The exercise: Filter the entries that follow, copying every line in which the word "HTTP" appears.

Collected data:
• • •

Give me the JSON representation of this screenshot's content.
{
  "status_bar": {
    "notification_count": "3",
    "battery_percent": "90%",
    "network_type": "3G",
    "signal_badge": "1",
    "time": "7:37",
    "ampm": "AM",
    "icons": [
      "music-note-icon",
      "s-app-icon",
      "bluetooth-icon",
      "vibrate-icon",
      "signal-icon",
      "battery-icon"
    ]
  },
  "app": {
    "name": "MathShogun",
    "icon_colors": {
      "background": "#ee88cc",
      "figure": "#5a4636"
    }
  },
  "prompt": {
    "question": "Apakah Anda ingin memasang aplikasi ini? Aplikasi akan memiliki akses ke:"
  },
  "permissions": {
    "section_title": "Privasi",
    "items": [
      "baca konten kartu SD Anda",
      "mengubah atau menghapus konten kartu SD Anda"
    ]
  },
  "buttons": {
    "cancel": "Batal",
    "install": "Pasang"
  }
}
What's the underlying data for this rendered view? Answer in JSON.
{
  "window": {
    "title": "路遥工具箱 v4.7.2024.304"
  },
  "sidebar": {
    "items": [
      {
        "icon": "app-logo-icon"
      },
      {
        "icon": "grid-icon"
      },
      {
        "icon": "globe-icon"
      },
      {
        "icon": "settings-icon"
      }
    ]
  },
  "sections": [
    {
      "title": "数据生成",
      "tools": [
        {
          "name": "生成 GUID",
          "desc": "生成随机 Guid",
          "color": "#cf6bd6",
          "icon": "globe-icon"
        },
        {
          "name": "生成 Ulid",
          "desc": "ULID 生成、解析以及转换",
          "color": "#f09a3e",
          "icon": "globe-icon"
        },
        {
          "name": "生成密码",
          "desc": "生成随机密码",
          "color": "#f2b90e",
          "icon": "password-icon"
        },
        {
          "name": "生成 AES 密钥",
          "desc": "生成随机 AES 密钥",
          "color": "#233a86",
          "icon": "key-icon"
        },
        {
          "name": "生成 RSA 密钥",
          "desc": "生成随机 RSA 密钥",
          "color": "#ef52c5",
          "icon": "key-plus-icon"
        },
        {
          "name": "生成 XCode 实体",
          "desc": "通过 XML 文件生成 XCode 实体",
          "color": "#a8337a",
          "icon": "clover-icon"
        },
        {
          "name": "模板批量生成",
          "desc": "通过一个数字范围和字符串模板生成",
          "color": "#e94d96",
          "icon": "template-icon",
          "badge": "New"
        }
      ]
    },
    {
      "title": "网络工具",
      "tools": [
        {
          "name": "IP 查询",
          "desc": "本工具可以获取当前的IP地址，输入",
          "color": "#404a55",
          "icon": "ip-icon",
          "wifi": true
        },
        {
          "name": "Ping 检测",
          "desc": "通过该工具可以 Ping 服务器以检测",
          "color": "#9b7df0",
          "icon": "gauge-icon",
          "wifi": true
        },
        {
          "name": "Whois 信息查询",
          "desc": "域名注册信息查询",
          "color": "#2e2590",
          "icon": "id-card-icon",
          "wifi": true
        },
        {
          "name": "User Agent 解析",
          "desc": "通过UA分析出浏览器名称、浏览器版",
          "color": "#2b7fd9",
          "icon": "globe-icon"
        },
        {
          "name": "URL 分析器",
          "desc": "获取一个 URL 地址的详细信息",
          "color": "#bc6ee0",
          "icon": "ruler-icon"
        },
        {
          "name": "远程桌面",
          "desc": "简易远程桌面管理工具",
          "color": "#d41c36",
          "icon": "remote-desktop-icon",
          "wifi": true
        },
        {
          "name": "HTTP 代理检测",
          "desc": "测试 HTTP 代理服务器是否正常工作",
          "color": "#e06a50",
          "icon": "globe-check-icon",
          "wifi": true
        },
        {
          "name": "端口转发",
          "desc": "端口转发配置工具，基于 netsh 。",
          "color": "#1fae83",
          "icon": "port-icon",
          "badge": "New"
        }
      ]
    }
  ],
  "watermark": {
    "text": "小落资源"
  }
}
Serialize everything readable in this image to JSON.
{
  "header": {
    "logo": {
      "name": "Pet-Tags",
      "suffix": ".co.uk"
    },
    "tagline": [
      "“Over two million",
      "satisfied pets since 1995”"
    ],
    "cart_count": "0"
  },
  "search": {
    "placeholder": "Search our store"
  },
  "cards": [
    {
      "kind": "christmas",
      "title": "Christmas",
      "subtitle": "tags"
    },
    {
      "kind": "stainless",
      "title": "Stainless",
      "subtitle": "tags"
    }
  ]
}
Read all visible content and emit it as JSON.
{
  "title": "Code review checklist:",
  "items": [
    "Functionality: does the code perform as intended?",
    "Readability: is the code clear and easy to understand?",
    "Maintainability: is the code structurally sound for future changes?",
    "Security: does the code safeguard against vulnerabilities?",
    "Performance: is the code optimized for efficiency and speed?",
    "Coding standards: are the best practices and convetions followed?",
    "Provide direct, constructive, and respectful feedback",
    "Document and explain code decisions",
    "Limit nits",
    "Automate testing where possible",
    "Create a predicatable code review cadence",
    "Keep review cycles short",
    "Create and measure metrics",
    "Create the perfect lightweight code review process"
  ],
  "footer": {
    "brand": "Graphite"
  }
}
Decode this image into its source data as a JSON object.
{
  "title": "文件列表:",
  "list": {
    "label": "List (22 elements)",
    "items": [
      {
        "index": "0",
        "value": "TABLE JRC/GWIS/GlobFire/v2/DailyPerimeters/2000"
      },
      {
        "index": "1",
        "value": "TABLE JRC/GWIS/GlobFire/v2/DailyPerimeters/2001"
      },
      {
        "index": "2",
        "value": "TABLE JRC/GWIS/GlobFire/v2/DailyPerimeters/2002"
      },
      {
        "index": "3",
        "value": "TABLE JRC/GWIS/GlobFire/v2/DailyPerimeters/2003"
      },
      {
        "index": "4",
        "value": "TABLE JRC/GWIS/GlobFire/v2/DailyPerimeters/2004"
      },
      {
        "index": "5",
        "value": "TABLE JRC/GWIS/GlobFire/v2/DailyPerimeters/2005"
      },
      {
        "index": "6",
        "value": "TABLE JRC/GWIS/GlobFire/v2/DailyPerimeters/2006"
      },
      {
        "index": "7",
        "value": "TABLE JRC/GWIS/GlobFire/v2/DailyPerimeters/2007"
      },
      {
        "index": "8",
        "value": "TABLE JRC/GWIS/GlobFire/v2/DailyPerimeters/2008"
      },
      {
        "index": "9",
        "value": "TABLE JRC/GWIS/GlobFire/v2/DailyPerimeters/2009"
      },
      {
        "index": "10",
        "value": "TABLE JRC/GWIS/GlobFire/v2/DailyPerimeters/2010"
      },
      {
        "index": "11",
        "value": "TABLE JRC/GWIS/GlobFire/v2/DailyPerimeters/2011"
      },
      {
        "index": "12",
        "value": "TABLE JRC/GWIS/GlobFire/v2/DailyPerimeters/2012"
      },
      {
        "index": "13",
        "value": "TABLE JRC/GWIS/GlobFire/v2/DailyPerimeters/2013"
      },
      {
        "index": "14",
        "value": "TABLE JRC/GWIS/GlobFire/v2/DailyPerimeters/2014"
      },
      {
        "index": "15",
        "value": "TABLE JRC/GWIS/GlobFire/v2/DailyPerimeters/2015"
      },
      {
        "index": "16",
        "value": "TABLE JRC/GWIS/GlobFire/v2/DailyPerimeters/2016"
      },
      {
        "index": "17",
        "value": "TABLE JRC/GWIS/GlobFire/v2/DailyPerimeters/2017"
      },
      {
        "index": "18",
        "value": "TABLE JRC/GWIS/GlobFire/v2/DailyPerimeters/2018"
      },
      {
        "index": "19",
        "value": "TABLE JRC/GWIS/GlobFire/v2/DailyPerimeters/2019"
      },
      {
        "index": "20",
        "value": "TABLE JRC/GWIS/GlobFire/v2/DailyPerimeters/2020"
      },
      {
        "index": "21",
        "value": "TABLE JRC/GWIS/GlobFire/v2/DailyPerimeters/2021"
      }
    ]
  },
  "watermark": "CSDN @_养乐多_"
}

• • •

Solved problem:
          "name": "HTTP 代理检测",
          "desc": "测试 HTTP 代理服务器是否正常工作",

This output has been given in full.